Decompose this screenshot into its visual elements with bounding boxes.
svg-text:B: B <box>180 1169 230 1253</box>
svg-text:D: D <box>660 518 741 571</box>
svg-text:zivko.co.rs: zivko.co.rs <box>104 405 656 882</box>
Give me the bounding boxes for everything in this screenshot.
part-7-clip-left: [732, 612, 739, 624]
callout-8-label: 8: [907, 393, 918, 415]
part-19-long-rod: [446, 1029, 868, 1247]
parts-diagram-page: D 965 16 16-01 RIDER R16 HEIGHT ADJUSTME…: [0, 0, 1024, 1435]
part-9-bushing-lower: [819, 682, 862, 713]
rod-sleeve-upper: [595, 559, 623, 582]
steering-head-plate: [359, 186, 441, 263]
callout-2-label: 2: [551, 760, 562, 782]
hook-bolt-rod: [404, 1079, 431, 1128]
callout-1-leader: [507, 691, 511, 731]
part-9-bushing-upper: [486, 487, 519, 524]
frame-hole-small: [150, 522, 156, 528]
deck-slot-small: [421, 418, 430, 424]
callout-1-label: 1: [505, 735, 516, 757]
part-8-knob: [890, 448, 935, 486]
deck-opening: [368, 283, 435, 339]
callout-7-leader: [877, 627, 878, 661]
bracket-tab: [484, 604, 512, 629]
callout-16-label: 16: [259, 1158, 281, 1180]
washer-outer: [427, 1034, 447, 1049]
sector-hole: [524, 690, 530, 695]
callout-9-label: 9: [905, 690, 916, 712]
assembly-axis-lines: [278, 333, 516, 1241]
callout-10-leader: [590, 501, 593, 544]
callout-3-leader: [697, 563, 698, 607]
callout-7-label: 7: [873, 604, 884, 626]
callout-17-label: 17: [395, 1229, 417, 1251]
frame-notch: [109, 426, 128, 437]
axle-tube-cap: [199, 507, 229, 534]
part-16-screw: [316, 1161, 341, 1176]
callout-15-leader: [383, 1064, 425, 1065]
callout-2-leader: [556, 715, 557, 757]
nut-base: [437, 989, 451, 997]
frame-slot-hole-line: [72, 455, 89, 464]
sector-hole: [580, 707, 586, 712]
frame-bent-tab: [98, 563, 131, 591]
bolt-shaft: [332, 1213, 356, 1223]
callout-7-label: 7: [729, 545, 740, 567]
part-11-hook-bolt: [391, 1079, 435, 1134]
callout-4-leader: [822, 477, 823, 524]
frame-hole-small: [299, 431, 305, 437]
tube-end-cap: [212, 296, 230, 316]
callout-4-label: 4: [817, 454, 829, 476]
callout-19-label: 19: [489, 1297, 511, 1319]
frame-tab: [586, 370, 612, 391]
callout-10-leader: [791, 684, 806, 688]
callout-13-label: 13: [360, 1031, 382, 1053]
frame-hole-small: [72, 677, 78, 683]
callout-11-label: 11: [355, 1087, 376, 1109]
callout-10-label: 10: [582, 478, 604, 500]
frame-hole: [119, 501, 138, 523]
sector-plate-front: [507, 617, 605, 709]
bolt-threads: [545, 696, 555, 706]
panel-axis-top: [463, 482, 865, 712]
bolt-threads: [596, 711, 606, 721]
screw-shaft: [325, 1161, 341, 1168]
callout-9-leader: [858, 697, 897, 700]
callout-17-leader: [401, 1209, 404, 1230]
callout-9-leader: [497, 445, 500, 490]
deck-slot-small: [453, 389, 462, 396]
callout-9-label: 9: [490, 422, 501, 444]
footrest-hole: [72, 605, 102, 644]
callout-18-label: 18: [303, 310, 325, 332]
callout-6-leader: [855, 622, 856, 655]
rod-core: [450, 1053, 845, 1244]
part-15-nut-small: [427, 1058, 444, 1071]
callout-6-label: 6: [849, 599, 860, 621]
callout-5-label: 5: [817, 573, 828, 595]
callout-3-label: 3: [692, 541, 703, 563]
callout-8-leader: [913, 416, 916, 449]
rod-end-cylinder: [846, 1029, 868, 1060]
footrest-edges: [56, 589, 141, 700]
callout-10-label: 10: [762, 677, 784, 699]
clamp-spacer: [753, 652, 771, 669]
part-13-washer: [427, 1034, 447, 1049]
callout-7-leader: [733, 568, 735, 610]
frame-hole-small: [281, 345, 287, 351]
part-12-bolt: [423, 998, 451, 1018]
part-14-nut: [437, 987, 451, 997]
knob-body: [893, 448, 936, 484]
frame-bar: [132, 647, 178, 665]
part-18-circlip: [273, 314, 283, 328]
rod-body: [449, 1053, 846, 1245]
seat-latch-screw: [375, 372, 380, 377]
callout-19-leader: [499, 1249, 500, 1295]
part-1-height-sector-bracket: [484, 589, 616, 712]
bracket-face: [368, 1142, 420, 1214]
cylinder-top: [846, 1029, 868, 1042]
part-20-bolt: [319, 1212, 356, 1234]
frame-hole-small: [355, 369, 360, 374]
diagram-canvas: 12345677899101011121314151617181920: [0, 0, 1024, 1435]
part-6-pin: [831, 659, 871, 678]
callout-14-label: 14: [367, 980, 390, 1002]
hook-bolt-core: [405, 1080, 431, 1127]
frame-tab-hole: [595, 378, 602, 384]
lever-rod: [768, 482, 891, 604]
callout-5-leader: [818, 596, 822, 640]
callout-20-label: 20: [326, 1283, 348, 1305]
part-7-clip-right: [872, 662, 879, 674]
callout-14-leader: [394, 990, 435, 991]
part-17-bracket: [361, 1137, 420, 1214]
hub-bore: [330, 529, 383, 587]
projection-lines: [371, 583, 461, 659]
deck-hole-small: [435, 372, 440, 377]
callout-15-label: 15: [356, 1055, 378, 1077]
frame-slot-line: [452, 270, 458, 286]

= Problem to work on =
Rewrite all the entries above as a numbered list, leaving out any blank lines.

= Task output =
1. Decompose this screenshot into its visual elements with bounding boxes.
2. svg-text:B: B <box>180 1169 230 1253</box>
3. svg-text:D: D <box>660 518 741 571</box>
4. svg-text:zivko.co.rs: zivko.co.rs <box>104 405 656 882</box>
5. Give me the bounding boxes for everything in this screenshot.
6. part-7-clip-left: [732, 612, 739, 624]
7. callout-8-label: 8: [907, 393, 918, 415]
8. part-19-long-rod: [446, 1029, 868, 1247]
9. parts-diagram-page: D 965 16 16-01 RIDER R16 HEIGHT ADJUSTME…: [0, 0, 1024, 1435]
10. part-9-bushing-lower: [819, 682, 862, 713]
11. rod-sleeve-upper: [595, 559, 623, 582]
12. steering-head-plate: [359, 186, 441, 263]
13. callout-2-label: 2: [551, 760, 562, 782]
14. hook-bolt-rod: [404, 1079, 431, 1128]
15. callout-1-leader: [507, 691, 511, 731]
16. part-9-bushing-upper: [486, 487, 519, 524]
17. frame-hole-small: [150, 522, 156, 528]
18. deck-slot-small: [421, 418, 430, 424]
19. callout-1-label: 1: [505, 735, 516, 757]
20. part-8-knob: [890, 448, 935, 486]
21. deck-opening: [368, 283, 435, 339]
22. callout-7-leader: [877, 627, 878, 661]
23. bracket-tab: [484, 604, 512, 629]
24. callout-16-label: 16: [259, 1158, 281, 1180]
25. washer-outer: [427, 1034, 447, 1049]
26. sector-hole: [524, 690, 530, 695]
27. callout-9-label: 9: [905, 690, 916, 712]
28. assembly-axis-lines: [278, 333, 516, 1241]
29. callout-10-leader: [590, 501, 593, 544]
30. callout-3-leader: [697, 563, 698, 607]
31. callout-7-label: 7: [873, 604, 884, 626]
32. callout-17-label: 17: [395, 1229, 417, 1251]
33. frame-notch: [109, 426, 128, 437]
34. axle-tube-cap: [199, 507, 229, 534]
35. part-16-screw: [316, 1161, 341, 1176]
36. callout-15-leader: [383, 1064, 425, 1065]
37. callout-2-leader: [556, 715, 557, 757]
38. nut-base: [437, 989, 451, 997]
39. frame-slot-hole-line: [72, 455, 89, 464]
40. sector-hole: [580, 707, 586, 712]
41. frame-bent-tab: [98, 563, 131, 591]
42. bolt-shaft: [332, 1213, 356, 1223]
43. callout-7-label: 7: [729, 545, 740, 567]
44. part-11-hook-bolt: [391, 1079, 435, 1134]
45. callout-4-leader: [822, 477, 823, 524]
46. frame-hole-small: [299, 431, 305, 437]
47. tube-end-cap: [212, 296, 230, 316]
48. callout-4-label: 4: [817, 454, 829, 476]
49. callout-19-label: 19: [489, 1297, 511, 1319]
50. frame-tab: [586, 370, 612, 391]
51. callout-10-leader: [791, 684, 806, 688]
52. callout-13-label: 13: [360, 1031, 382, 1053]
53. frame-hole-small: [72, 677, 78, 683]
54. callout-11-label: 11: [355, 1087, 376, 1109]
55. callout-10-label: 10: [582, 478, 604, 500]
56. frame-hole: [119, 501, 138, 523]
57. sector-plate-front: [507, 617, 605, 709]
58. bolt-threads: [545, 696, 555, 706]
59. panel-axis-top: [463, 482, 865, 712]
60. bolt-threads: [596, 711, 606, 721]
61. screw-shaft: [325, 1161, 341, 1168]
62. callout-9-leader: [858, 697, 897, 700]
63. callout-17-leader: [401, 1209, 404, 1230]
64. callout-9-leader: [497, 445, 500, 490]
65. deck-slot-small: [453, 389, 462, 396]
66. callout-9-label: 9: [490, 422, 501, 444]
67. footrest-hole: [72, 605, 102, 644]
68. callout-18-label: 18: [303, 310, 325, 332]
69. callout-6-leader: [855, 622, 856, 655]
70. rod-core: [450, 1053, 845, 1244]
71. part-15-nut-small: [427, 1058, 444, 1071]
72. callout-6-label: 6: [849, 599, 860, 621]
73. callout-5-label: 5: [817, 573, 828, 595]
74. callout-3-label: 3: [692, 541, 703, 563]
75. callout-8-leader: [913, 416, 916, 449]
76. rod-end-cylinder: [846, 1029, 868, 1060]
77. footrest-edges: [56, 589, 141, 700]
78. callout-10-label: 10: [762, 677, 784, 699]
79. clamp-spacer: [753, 652, 771, 669]
80. part-13-washer: [427, 1034, 447, 1049]
81. callout-7-leader: [733, 568, 735, 610]
82. frame-hole-small: [281, 345, 287, 351]
83. part-12-bolt: [423, 998, 451, 1018]
84. part-14-nut: [437, 987, 451, 997]
85. knob-body: [893, 448, 936, 484]
86. frame-bar: [132, 647, 178, 665]
87. part-18-circlip: [273, 314, 283, 328]
88. rod-body: [449, 1053, 846, 1245]
89. seat-latch-screw: [375, 372, 380, 377]
90. callout-19-leader: [499, 1249, 500, 1295]
91. part-1-height-sector-bracket: [484, 589, 616, 712]
92. bracket-face: [368, 1142, 420, 1214]
93. cylinder-top: [846, 1029, 868, 1042]
94. part-20-bolt: [319, 1212, 356, 1234]
95. frame-hole-small: [355, 369, 360, 374]
96. diagram-canvas: 12345677899101011121314151617181920: [0, 0, 1024, 1435]
97. part-6-pin: [831, 659, 871, 678]
98. callout-14-label: 14: [367, 980, 390, 1002]
99. hook-bolt-core: [405, 1080, 431, 1127]
100. frame-tab-hole: [595, 378, 602, 384]
101. lever-rod: [768, 482, 891, 604]
102. callout-5-leader: [818, 596, 822, 640]
103. callout-20-label: 20: [326, 1283, 348, 1305]
104. part-7-clip-right: [872, 662, 879, 674]
105. callout-14-leader: [394, 990, 435, 991]
106. part-17-bracket: [361, 1137, 420, 1214]
107. hub-bore: [330, 529, 383, 587]
108. projection-lines: [371, 583, 461, 659]
109. deck-hole-small: [435, 372, 440, 377]
110. callout-15-label: 15: [356, 1055, 378, 1077]
111. frame-slot-line: [452, 270, 458, 286]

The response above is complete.